### Work to complete
Work out how many lines in the entries contain the string "oder", and give nothing but that number.

+ + + + +

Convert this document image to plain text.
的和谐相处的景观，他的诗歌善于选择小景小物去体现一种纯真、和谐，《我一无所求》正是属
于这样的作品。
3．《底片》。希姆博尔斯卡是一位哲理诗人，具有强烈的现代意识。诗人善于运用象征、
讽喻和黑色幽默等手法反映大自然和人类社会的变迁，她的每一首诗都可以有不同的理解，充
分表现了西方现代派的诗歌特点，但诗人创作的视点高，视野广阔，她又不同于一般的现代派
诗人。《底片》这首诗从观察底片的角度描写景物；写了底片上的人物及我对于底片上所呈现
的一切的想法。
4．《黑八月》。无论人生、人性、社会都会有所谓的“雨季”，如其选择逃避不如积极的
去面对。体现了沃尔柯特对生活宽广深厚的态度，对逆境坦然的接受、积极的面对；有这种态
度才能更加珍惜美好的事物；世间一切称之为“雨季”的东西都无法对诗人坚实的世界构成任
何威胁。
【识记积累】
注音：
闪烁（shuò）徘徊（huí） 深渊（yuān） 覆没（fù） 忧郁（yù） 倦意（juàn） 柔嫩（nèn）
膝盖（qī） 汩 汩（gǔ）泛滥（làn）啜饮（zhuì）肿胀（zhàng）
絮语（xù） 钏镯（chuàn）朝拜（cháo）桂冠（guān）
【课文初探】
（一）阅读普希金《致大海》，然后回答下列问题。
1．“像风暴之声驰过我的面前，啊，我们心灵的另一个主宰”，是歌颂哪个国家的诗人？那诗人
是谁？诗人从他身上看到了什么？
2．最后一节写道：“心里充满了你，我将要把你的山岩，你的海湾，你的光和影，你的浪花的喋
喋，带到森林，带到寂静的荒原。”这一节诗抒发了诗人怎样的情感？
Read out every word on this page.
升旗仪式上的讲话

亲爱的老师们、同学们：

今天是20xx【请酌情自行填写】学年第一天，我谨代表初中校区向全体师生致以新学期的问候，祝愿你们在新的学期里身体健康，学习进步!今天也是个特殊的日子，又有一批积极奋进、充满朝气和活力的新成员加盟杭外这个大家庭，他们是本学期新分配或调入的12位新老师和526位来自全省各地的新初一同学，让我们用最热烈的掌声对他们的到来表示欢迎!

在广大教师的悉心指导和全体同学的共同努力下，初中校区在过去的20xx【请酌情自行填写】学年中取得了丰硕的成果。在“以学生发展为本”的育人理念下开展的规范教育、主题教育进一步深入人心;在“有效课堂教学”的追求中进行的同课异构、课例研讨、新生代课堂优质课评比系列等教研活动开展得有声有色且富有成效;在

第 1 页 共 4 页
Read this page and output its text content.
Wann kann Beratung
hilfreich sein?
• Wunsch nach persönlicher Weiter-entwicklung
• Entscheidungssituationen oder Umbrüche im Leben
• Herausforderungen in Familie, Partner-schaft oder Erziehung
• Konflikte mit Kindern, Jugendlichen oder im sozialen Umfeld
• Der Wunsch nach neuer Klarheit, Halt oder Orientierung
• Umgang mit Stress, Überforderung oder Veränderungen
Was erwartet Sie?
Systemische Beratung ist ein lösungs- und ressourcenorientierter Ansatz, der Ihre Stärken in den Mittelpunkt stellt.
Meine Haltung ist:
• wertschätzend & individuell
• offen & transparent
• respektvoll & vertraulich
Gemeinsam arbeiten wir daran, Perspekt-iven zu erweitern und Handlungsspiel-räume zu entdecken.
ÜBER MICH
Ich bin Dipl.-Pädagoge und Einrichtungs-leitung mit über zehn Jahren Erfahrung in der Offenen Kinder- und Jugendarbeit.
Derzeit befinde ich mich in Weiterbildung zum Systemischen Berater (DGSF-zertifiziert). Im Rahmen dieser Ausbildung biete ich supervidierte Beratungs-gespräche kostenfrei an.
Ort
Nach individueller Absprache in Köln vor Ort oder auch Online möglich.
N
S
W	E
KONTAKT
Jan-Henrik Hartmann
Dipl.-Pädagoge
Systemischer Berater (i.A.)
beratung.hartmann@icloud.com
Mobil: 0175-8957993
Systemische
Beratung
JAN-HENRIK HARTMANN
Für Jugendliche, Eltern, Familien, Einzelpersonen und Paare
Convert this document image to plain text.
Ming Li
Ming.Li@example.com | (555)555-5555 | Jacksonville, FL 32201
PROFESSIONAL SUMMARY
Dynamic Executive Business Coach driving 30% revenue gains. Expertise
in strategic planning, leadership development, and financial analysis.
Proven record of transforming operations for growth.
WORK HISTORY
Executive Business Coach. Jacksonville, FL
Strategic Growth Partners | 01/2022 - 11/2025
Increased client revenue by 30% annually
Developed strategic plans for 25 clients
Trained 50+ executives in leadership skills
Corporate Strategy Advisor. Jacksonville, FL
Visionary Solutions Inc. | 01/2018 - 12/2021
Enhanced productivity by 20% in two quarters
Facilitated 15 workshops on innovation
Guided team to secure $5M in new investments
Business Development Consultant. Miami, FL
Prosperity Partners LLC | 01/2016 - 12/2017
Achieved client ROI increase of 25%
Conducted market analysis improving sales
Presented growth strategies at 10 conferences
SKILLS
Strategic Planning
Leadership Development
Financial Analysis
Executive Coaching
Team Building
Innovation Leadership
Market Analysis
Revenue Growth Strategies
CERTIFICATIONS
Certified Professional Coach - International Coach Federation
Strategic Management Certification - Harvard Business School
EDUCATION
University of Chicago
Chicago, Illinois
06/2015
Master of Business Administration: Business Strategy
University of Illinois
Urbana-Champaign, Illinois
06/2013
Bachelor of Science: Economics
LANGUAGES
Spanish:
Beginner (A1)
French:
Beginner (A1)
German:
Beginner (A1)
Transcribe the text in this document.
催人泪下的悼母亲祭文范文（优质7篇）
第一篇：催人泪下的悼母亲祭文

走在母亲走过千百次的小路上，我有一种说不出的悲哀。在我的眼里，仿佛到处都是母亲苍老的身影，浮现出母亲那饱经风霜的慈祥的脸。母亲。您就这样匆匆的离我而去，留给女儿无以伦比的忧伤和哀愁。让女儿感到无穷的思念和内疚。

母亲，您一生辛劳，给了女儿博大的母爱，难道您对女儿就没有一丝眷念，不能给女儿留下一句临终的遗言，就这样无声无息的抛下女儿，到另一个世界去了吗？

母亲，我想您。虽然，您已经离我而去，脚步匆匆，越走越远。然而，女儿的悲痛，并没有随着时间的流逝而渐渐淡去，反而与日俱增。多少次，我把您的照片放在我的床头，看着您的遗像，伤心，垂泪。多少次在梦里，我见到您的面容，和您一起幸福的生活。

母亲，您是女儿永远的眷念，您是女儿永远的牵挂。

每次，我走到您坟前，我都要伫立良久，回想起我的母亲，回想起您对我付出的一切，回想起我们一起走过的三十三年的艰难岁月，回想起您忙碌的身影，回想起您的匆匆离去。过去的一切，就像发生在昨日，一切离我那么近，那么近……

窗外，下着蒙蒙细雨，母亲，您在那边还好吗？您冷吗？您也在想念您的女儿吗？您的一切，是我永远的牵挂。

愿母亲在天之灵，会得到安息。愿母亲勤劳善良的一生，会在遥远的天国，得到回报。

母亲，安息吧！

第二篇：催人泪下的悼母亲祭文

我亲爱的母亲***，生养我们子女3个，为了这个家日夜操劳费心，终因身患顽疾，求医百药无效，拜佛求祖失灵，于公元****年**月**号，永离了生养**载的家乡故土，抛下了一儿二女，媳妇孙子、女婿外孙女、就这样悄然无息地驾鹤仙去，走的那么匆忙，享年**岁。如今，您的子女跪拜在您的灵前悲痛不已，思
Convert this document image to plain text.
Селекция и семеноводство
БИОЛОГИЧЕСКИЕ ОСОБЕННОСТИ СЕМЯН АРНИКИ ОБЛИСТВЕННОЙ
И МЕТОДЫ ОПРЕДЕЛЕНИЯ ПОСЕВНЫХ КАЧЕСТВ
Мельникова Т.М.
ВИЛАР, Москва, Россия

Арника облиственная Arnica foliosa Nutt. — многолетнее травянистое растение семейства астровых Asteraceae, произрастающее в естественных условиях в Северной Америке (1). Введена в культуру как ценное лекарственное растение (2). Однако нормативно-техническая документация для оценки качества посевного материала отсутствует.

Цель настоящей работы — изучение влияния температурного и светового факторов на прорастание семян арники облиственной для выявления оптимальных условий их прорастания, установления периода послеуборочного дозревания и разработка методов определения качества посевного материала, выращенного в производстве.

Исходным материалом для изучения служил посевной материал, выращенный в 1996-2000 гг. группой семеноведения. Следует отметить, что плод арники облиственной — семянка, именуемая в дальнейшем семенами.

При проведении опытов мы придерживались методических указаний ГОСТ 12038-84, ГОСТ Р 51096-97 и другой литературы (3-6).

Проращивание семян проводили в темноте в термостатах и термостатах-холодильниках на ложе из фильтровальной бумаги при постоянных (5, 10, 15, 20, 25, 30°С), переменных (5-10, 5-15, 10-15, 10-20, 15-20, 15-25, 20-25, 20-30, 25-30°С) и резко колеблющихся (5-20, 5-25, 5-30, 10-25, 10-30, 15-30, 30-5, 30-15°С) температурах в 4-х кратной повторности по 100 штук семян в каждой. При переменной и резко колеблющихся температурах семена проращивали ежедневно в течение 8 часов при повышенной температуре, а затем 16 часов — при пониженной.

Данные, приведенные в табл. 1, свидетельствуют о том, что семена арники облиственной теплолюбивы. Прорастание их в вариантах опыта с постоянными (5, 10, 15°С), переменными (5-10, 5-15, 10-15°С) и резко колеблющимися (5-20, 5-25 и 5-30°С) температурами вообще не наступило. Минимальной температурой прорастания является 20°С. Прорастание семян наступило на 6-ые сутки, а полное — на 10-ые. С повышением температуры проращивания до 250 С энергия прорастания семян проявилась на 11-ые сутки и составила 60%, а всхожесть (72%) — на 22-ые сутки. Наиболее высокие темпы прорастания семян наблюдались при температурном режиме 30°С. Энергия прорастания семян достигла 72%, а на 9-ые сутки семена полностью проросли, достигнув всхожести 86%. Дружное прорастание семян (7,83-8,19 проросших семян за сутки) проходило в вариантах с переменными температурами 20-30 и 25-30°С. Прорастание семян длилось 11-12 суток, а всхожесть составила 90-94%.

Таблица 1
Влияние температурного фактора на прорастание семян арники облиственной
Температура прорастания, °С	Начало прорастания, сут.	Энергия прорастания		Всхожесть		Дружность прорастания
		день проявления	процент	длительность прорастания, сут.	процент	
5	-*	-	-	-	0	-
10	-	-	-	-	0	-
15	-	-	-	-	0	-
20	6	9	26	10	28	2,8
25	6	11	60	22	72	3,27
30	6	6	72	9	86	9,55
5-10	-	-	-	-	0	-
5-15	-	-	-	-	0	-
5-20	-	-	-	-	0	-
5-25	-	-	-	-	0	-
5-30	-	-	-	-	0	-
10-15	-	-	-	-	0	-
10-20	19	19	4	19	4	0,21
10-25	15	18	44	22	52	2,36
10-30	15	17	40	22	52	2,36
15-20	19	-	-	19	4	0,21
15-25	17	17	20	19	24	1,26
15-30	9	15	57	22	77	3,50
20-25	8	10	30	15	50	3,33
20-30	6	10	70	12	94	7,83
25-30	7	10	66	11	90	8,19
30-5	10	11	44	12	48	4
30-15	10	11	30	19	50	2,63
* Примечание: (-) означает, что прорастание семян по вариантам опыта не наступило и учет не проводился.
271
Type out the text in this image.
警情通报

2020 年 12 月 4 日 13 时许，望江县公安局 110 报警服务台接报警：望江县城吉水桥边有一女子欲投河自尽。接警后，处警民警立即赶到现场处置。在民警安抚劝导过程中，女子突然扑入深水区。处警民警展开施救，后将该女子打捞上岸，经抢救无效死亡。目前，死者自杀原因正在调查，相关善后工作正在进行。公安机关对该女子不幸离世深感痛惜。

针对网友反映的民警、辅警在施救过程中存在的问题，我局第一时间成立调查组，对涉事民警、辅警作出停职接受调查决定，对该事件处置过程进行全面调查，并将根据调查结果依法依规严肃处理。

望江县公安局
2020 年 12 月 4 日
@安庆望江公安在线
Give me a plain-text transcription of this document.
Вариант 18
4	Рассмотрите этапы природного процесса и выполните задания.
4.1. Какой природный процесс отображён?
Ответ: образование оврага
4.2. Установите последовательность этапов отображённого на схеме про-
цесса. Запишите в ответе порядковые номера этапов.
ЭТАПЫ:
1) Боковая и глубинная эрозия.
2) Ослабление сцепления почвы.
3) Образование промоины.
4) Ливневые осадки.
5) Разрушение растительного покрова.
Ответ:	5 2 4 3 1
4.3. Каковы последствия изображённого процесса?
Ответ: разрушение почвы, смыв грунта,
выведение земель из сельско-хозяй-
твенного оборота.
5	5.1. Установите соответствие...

+ + + + +

### Correct output
6